-- Input start --

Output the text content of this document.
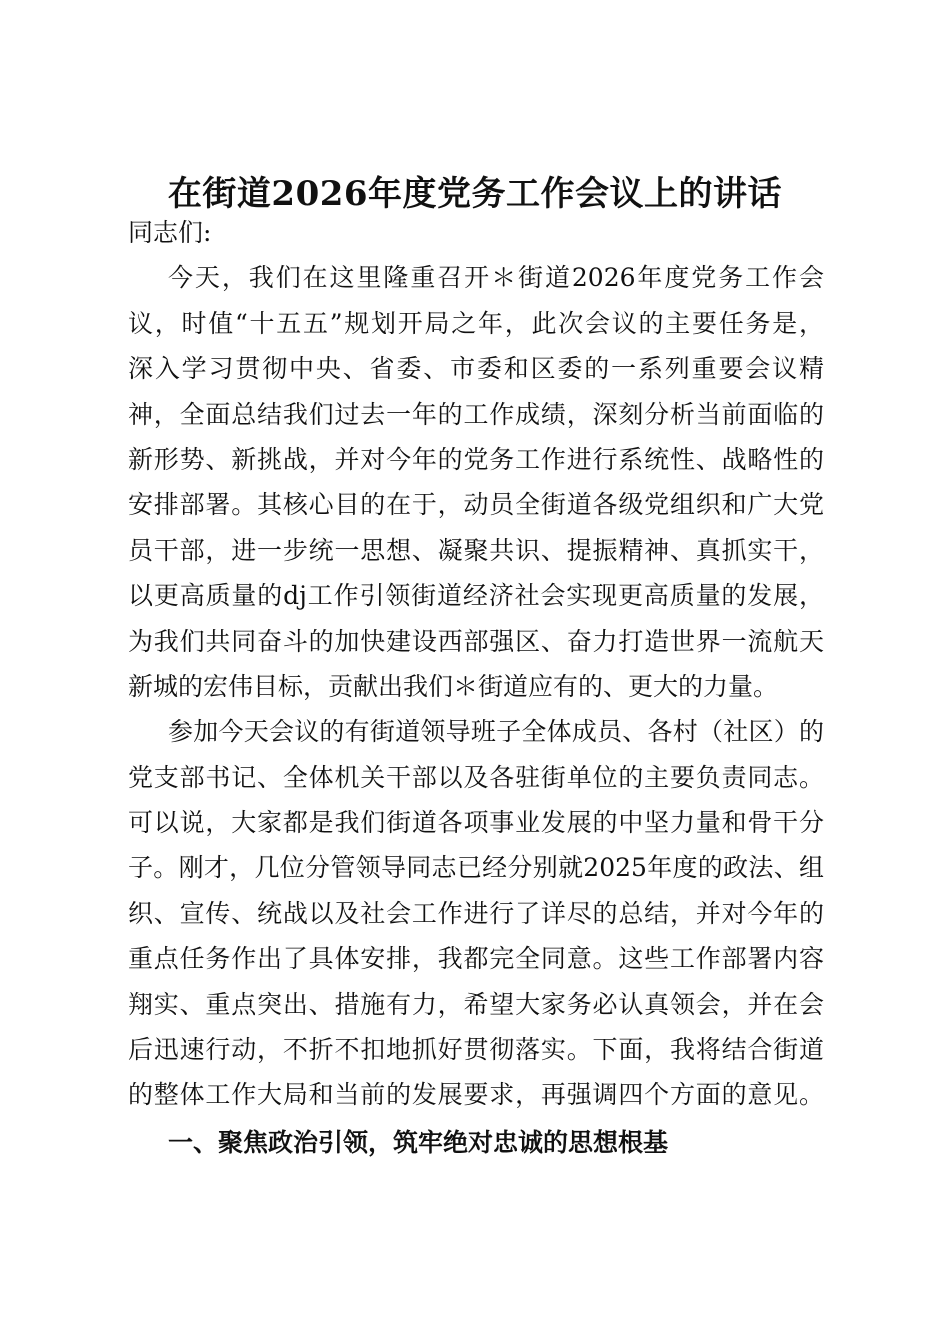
在街道2026年度党务工作会议上的讲话
同志们:
今天，我们在这里隆重召开＊街道2026年度党务工作会
议，时值“十五五”规划开局之年，此次会议的主要任务是，
深入学习贯彻中央、省委、市委和区委的一系列重要会议精
神，全面总结我们过去一年的工作成绩，深刻分析当前面临的
新形势、新挑战，并对今年的党务工作进行系统性、战略性的
安排部署。其核心目的在于，动员全街道各级党组织和广大党
员干部，进一步统一思想、凝聚共识、提振精神、真抓实干，
以更高质量的dj工作引领街道经济社会实现更高质量的发展，
为我们共同奋斗的加快建设西部强区、奋力打造世界一流航天
新城的宏伟目标，贡献出我们＊街道应有的、更大的力量。
参加今天会议的有街道领导班子全体成员、各村（社区）的
党支部书记、全体机关干部以及各驻街单位的主要负责同志。
可以说，大家都是我们街道各项事业发展的中坚力量和骨干分
子。刚才，几位分管领导同志已经分别就2025年度的政法、组
织、宣传、统战以及社会工作进行了详尽的总结，并对今年的
重点任务作出了具体安排，我都完全同意。这些工作部署内容
翔实、重点突出、措施有力，希望大家务必认真领会，并在会
后迅速行动，不折不扣地抓好贯彻落实。下面，我将结合街道
的整体工作大局和当前的发展要求，再强调四个方面的意见。
一、聚焦政治引领，筑牢绝对忠诚的思想根基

-- Input end --

- **Prompt**: Repeat each entry above word for word, leaving every picture out.

- **Answer to this exercise**:
Output the text content of this document.
在街道2026年度党务工作会议上的讲话
同志们:
今天，我们在这里隆重召开＊街道2026年度党务工作会
议，时值“十五五”规划开局之年，此次会议的主要任务是，
深入学习贯彻中央、省委、市委和区委的一系列重要会议精
神，全面总结我们过去一年的工作成绩，深刻分析当前面临的
新形势、新挑战，并对今年的党务工作进行系统性、战略性的
安排部署。其核心目的在于，动员全街道各级党组织和广大党
员干部，进一步统一思想、凝聚共识、提振精神、真抓实干，
以更高质量的dj工作引领街道经济社会实现更高质量的发展，
为我们共同奋斗的加快建设西部强区、奋力打造世界一流航天
新城的宏伟目标，贡献出我们＊街道应有的、更大的力量。
参加今天会议的有街道领导班子全体成员、各村（社区）的
党支部书记、全体机关干部以及各驻街单位的主要负责同志。
可以说，大家都是我们街道各项事业发展的中坚力量和骨干分
子。刚才，几位分管领导同志已经分别就2025年度的政法、组
织、宣传、统战以及社会工作进行了详尽的总结，并对今年的
重点任务作出了具体安排，我都完全同意。这些工作部署内容
翔实、重点突出、措施有力，希望大家务必认真领会，并在会
后迅速行动，不折不扣地抓好贯彻落实。下面，我将结合街道
的整体工作大局和当前的发展要求，再强调四个方面的意见。
一、聚焦政治引领，筑牢绝对忠诚的思想根基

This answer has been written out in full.